> **Given records**:
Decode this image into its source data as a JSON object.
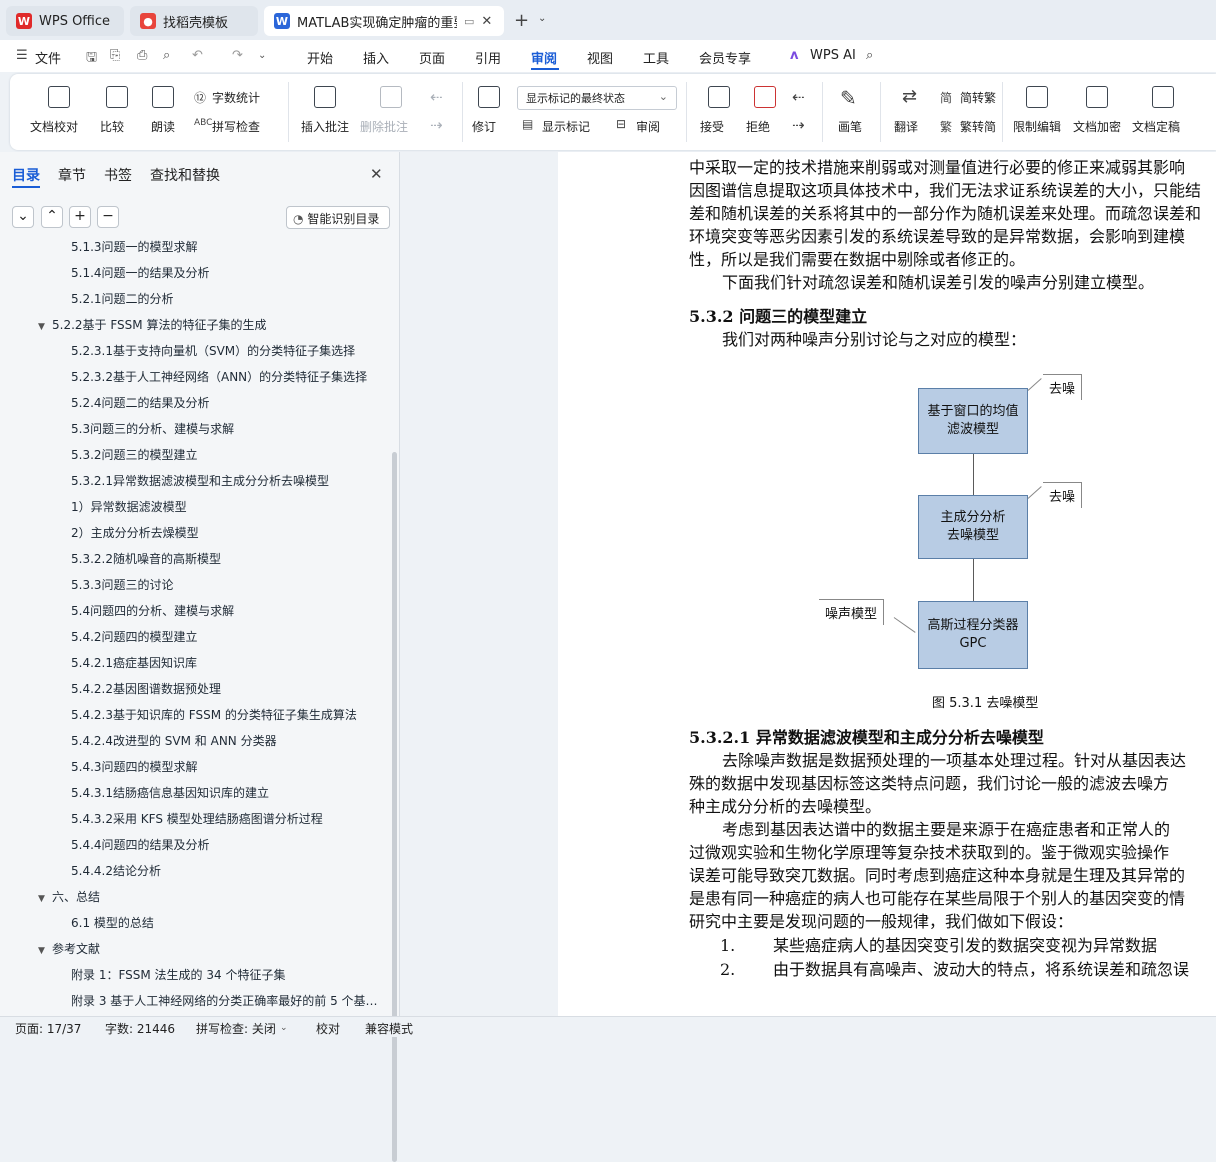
{
  "tabs": [
    {
      "label": "WPS Office"
    },
    {
      "label": "找稻壳模板"
    },
    {
      "label": "MATLAB实现确定肿瘤的重要"
    }
  ],
  "menu": {
    "file": "文件",
    "items": [
      "开始",
      "插入",
      "页面",
      "引用",
      "审阅",
      "视图",
      "工具",
      "会员专享"
    ],
    "active": "审阅",
    "wps_ai": "WPS AI"
  },
  "ribbon": {
    "doc_check": "文档校对",
    "compare": "比较",
    "read_aloud": "朗读",
    "word_count": "字数统计",
    "spell_check": "拼写检查",
    "insert_comment": "插入批注",
    "delete_comment": "删除批注",
    "revise": "修订",
    "markup_state": "显示标记的最终状态",
    "show_markup": "显示标记",
    "review": "审阅",
    "accept": "接受",
    "reject": "拒绝",
    "pen": "画笔",
    "translate": "翻译",
    "to_trad": "简转繁",
    "to_simp": "繁转简",
    "restrict": "限制编辑",
    "encrypt": "文档加密",
    "finalize": "文档定稿"
  },
  "sidebar": {
    "tabs": [
      "目录",
      "章节",
      "书签",
      "查找和替换"
    ],
    "smart_btn": "智能识别目录",
    "toc": [
      {
        "label": "5.1.3问题一的模型求解",
        "level": 2
      },
      {
        "label": "5.1.4问题一的结果及分析",
        "level": 2
      },
      {
        "label": "5.2.1问题二的分析",
        "level": 2
      },
      {
        "label": "5.2.2基于 FSSM 算法的特征子集的生成",
        "level": 1,
        "expand": true
      },
      {
        "label": "5.2.3.1基于支持向量机（SVM）的分类特征子集选择",
        "level": 2
      },
      {
        "label": "5.2.3.2基于人工神经网络（ANN）的分类特征子集选择",
        "level": 2
      },
      {
        "label": "5.2.4问题二的结果及分析",
        "level": 2
      },
      {
        "label": "5.3问题三的分析、建模与求解",
        "level": 2
      },
      {
        "label": "5.3.2问题三的模型建立",
        "level": 2
      },
      {
        "label": "5.3.2.1异常数据滤波模型和主成分分析去噪模型",
        "level": 2
      },
      {
        "label": "1）异常数据滤波模型",
        "level": 2
      },
      {
        "label": "2）主成分分析去燥模型",
        "level": 2
      },
      {
        "label": "5.3.2.2随机噪音的高斯模型",
        "level": 2
      },
      {
        "label": "5.3.3问题三的讨论",
        "level": 2
      },
      {
        "label": "5.4问题四的分析、建模与求解",
        "level": 2
      },
      {
        "label": "5.4.2问题四的模型建立",
        "level": 2
      },
      {
        "label": "5.4.2.1癌症基因知识库",
        "level": 2
      },
      {
        "label": "5.4.2.2基因图谱数据预处理",
        "level": 2
      },
      {
        "label": "5.4.2.3基于知识库的 FSSM 的分类特征子集生成算法",
        "level": 2
      },
      {
        "label": "5.4.2.4改进型的 SVM 和 ANN 分类器",
        "level": 2
      },
      {
        "label": "5.4.3问题四的模型求解",
        "level": 2
      },
      {
        "label": "5.4.3.1结肠癌信息基因知识库的建立",
        "level": 2
      },
      {
        "label": "5.4.3.2采用 KFS 模型处理结肠癌图谱分析过程",
        "level": 2
      },
      {
        "label": "5.4.4问题四的结果及分析",
        "level": 2
      },
      {
        "label": "5.4.4.2结论分析",
        "level": 2
      },
      {
        "label": "六、总结",
        "level": 1,
        "expand": true
      },
      {
        "label": "6.1 模型的总结",
        "level": 2
      },
      {
        "label": "参考文献",
        "level": 1,
        "expand": true
      },
      {
        "label": "附录 1：FSSM 法生成的 34 个特征子集",
        "level": 2
      },
      {
        "label": "附录 3 基于人工神经网络的分类正确率最好的前 5 个基…",
        "level": 2
      }
    ]
  },
  "doc": {
    "lines1": [
      "中采取一定的技术措施来削弱或对测量值进行必要的修正来减弱其影响",
      "因图谱信息提取这项具体技术中，我们无法求证系统误差的大小，只能结",
      "差和随机误差的关系将其中的一部分作为随机误差来处理。而疏忽误差和",
      "环境突变等恶劣因素引发的系统误差导致的是异常数据，会影响到建模",
      "性，所以是我们需要在数据中剔除或者修正的。"
    ],
    "para2": "下面我们针对疏忽误差和随机误差引发的噪声分别建立模型。",
    "h1": "5.3.2  问题三的模型建立",
    "para3": "我们对两种噪声分别讨论与之对应的模型：",
    "diagram": {
      "box1": [
        "基于窗口的均值",
        "滤波模型"
      ],
      "box2": [
        "主成分分析",
        "去噪模型"
      ],
      "box3": [
        "高斯过程分类器",
        "GPC"
      ],
      "call1": "去噪",
      "call2": "去噪",
      "call3": "噪声模型"
    },
    "caption": "图  5.3.1  去噪模型",
    "h2": "5.3.2.1 异常数据滤波模型和主成分分析去噪模型",
    "lines2": [
      "去除噪声数据是数据预处理的一项基本处理过程。针对从基因表达",
      "殊的数据中发现基因标签这类特点问题，我们讨论一般的滤波去噪方",
      "种主成分分析的去噪模型。"
    ],
    "lines3": [
      "考虑到基因表达谱中的数据主要是来源于在癌症患者和正常人的",
      "过微观实验和生物化学原理等复杂技术获取到的。鉴于微观实验操作",
      "误差可能导致突兀数据。同时考虑到癌症这种本身就是生理及其异常的",
      "是患有同一种癌症的病人也可能存在某些局限于个别人的基因突变的情",
      "研究中主要是发现问题的一般规律，我们做如下假设："
    ],
    "list": [
      {
        "num": "1.",
        "text": "某些癌症病人的基因突变引发的数据突变视为异常数据"
      },
      {
        "num": "2.",
        "text": "由于数据具有高噪声、波动大的特点，将系统误差和疏忽误"
      }
    ]
  },
  "status": {
    "page": "页面: 17/37",
    "words": "字数: 21446",
    "spell": "拼写检查: 关闭",
    "proof": "校对",
    "compat": "兼容模式"
  }
}
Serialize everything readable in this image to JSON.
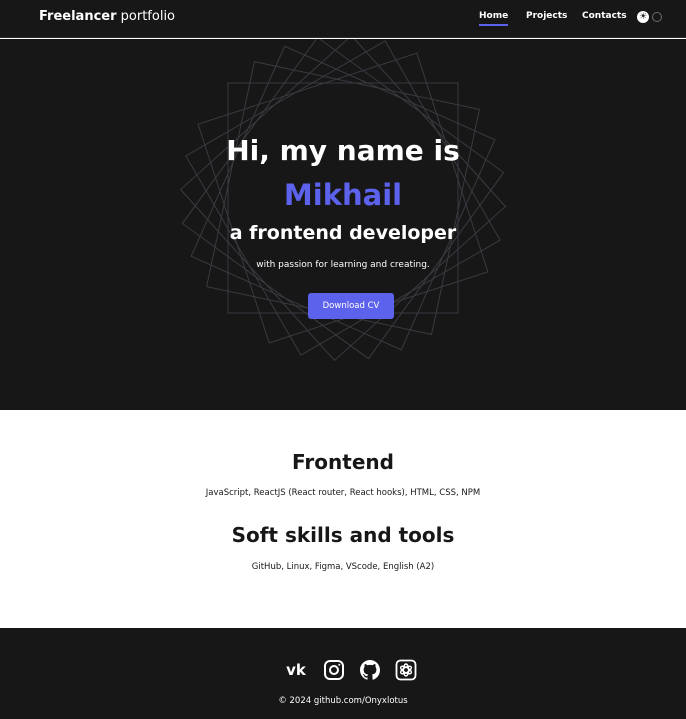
{
  "header": {
    "logo_bold": "Freelancer",
    "logo_light": "portfolio",
    "nav": [
      "Home",
      "Projects",
      "Contacts"
    ],
    "active": "Home"
  },
  "hero": {
    "title": "Hi, my name is",
    "name": "Mikhail",
    "role": "a frontend developer",
    "tagline": "with passion for learning and creating.",
    "button": "Download CV"
  },
  "skills": [
    {
      "heading": "Frontend",
      "items": "JavaScript, ReactJS (React router, React hooks), HTML, CSS, NPM"
    },
    {
      "heading": "Soft skills and tools",
      "items": "GitHub, Linux, Figma, VScode, English (A2)"
    }
  ],
  "footer": {
    "socials": [
      "vk-icon",
      "instagram-icon",
      "github-icon",
      "openai-icon"
    ],
    "copyright": "© 2024 github.com/Onyxlotus"
  },
  "colors": {
    "dark": "#171718",
    "accent": "#5c62ec",
    "light": "#ffffff"
  }
}
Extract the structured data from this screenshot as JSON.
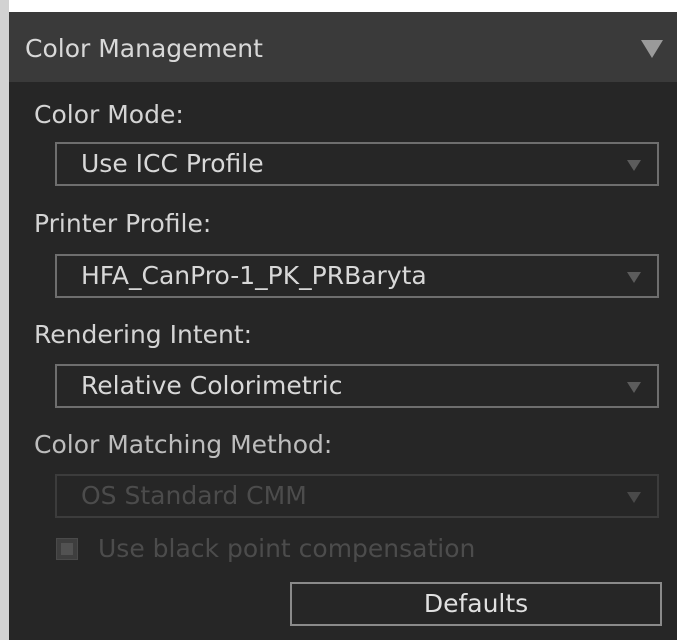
{
  "panel": {
    "title": "Color Management",
    "collapse_icon": "triangle-down-icon"
  },
  "color_mode": {
    "label": "Color Mode:",
    "value": "Use ICC Profile"
  },
  "printer_profile": {
    "label": "Printer Profile:",
    "value": "HFA_CanPro-1_PK_PRBaryta"
  },
  "rendering_intent": {
    "label": "Rendering Intent:",
    "value": "Relative Colorimetric"
  },
  "color_matching_method": {
    "label": "Color Matching Method:",
    "value": "OS Standard CMM",
    "enabled": false
  },
  "black_point": {
    "label": "Use black point compensation",
    "checked": true,
    "enabled": false
  },
  "defaults_button": {
    "label": "Defaults"
  },
  "colors": {
    "panel_bg": "#262626",
    "header_bg": "#3a3a3a",
    "text": "#d8d8d8",
    "disabled_text": "#4c4c4c"
  }
}
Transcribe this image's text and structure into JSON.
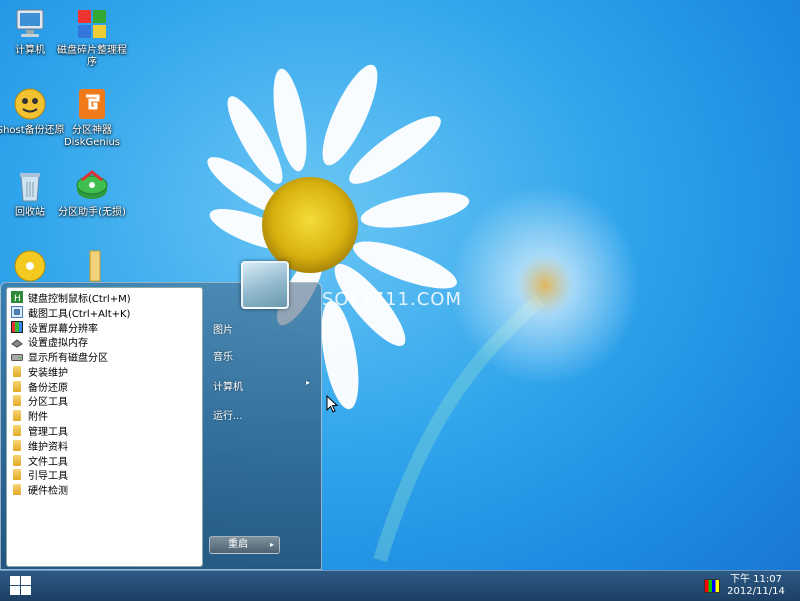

> **Objective**:
Which lines contain the word "image"? Copy each of them.

> **The solution**:
Decode this image into its source data as a JSON object.
Serialize everything readable in this image to JSON.
Transcribe this image's text and structure into JSON.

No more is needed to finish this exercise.